TASK PROMPT> Return every entry exactly.

[Stored items from a collection]
────────────────────────────────────────

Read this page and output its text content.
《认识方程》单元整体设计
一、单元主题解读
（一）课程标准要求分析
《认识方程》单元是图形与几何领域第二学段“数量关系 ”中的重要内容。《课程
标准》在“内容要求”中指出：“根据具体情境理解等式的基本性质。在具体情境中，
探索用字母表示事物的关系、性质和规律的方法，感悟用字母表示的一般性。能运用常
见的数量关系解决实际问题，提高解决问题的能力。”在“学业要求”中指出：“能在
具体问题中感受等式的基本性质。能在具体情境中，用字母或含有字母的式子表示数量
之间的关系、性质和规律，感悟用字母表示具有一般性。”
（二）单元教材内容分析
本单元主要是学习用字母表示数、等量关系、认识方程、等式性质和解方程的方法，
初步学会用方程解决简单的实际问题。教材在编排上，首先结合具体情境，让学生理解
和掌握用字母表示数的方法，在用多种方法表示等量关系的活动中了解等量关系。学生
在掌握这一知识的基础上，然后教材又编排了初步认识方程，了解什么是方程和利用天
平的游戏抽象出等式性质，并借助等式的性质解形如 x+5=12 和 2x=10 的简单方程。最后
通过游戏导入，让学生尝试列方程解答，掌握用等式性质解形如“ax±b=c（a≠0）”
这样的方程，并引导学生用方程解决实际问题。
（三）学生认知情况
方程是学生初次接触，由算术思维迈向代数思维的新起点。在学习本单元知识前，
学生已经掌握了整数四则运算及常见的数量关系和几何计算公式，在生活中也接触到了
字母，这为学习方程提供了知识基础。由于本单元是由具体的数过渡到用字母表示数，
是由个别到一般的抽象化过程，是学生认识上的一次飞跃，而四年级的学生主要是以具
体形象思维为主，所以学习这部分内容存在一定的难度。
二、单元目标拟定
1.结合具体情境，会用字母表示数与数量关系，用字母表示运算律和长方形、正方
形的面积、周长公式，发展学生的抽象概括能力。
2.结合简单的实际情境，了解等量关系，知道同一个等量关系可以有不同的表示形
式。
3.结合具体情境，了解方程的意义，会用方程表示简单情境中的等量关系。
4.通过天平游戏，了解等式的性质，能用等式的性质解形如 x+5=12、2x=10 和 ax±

────────────────────────────────────────

WORKED SOLUTION>
Read this page and output its text content.
《认识方程》单元整体设计
一、单元主题解读
（一）课程标准要求分析
《认识方程》单元是图形与几何领域第二学段“数量关系 ”中的重要内容。《课程
标准》在“内容要求”中指出：“根据具体情境理解等式的基本性质。在具体情境中，
探索用字母表示事物的关系、性质和规律的方法，感悟用字母表示的一般性。能运用常
见的数量关系解决实际问题，提高解决问题的能力。”在“学业要求”中指出：“能在
具体问题中感受等式的基本性质。能在具体情境中，用字母或含有字母的式子表示数量
之间的关系、性质和规律，感悟用字母表示具有一般性。”
（二）单元教材内容分析
本单元主要是学习用字母表示数、等量关系、认识方程、等式性质和解方程的方法，
初步学会用方程解决简单的实际问题。教材在编排上，首先结合具体情境，让学生理解
和掌握用字母表示数的方法，在用多种方法表示等量关系的活动中了解等量关系。学生
在掌握这一知识的基础上，然后教材又编排了初步认识方程，了解什么是方程和利用天
平的游戏抽象出等式性质，并借助等式的性质解形如 x+5=12 和 2x=10 的简单方程。最后
通过游戏导入，让学生尝试列方程解答，掌握用等式性质解形如“ax±b=c（a≠0）”
这样的方程，并引导学生用方程解决实际问题。
（三）学生认知情况
方程是学生初次接触，由算术思维迈向代数思维的新起点。在学习本单元知识前，
学生已经掌握了整数四则运算及常见的数量关系和几何计算公式，在生活中也接触到了
字母，这为学习方程提供了知识基础。由于本单元是由具体的数过渡到用字母表示数，
是由个别到一般的抽象化过程，是学生认识上的一次飞跃，而四年级的学生主要是以具
体形象思维为主，所以学习这部分内容存在一定的难度。
二、单元目标拟定
1.结合具体情境，会用字母表示数与数量关系，用字母表示运算律和长方形、正方
形的面积、周长公式，发展学生的抽象概括能力。
2.结合简单的实际情境，了解等量关系，知道同一个等量关系可以有不同的表示形
式。
3.结合具体情境，了解方程的意义，会用方程表示简单情境中的等量关系。
4.通过天平游戏，了解等式的性质，能用等式的性质解形如 x+5=12、2x=10 和 ax±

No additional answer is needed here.